__Your instructions__:
Give the number of lines containing the word "title" and nothing more.

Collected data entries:
= = = = =
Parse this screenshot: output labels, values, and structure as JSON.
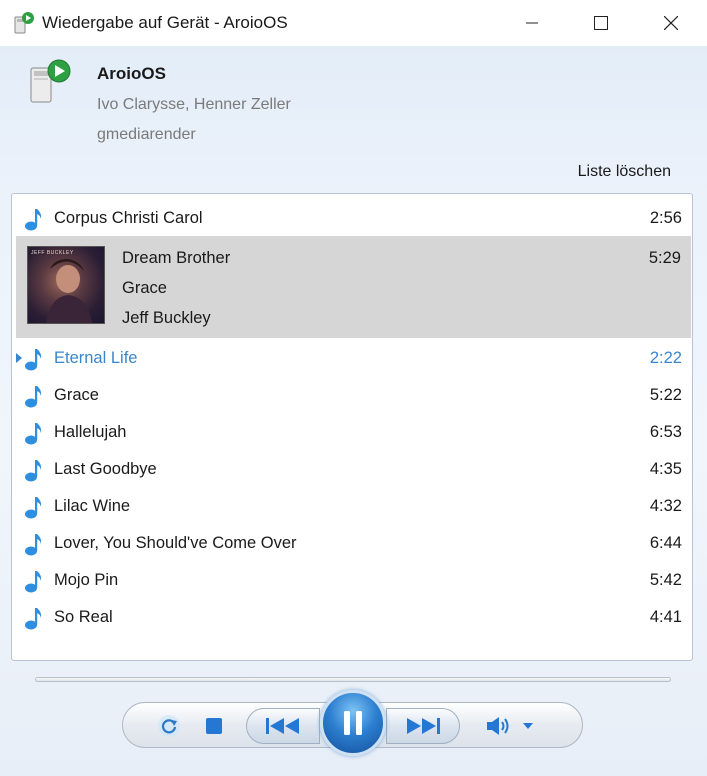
{
  "window": {
    "title": "Wiedergabe auf Gerät - AroioOS"
  },
  "device": {
    "name": "AroioOS",
    "authors": "Ivo Clarysse, Henner Zeller",
    "renderer": "gmediarender"
  },
  "playlist": {
    "clear_label": "Liste löschen",
    "first": {
      "title": "Corpus Christi Carol",
      "duration": "2:56"
    },
    "selected": {
      "title": "Dream Brother",
      "album": "Grace",
      "artist": "Jeff Buckley",
      "duration": "5:29",
      "cover_text": "JEFF BUCKLEY"
    },
    "items": [
      {
        "title": "Eternal Life",
        "duration": "2:22"
      },
      {
        "title": "Grace",
        "duration": "5:22"
      },
      {
        "title": "Hallelujah",
        "duration": "6:53"
      },
      {
        "title": "Last Goodbye",
        "duration": "4:35"
      },
      {
        "title": "Lilac Wine",
        "duration": "4:32"
      },
      {
        "title": "Lover, You Should've Come Over",
        "duration": "6:44"
      },
      {
        "title": "Mojo Pin",
        "duration": "5:42"
      },
      {
        "title": "So Real",
        "duration": "4:41"
      }
    ]
  },
  "controls": {
    "icons": [
      "repeat-icon",
      "stop-icon",
      "previous-icon",
      "pause-icon",
      "next-icon",
      "volume-icon",
      "dropdown-arrow-icon"
    ]
  },
  "colors": {
    "accent": "#3a86cc",
    "selected_row": "#d6d6d6",
    "note_icon": "#2e8ee0"
  }
}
= = = = =
__The reply__:
11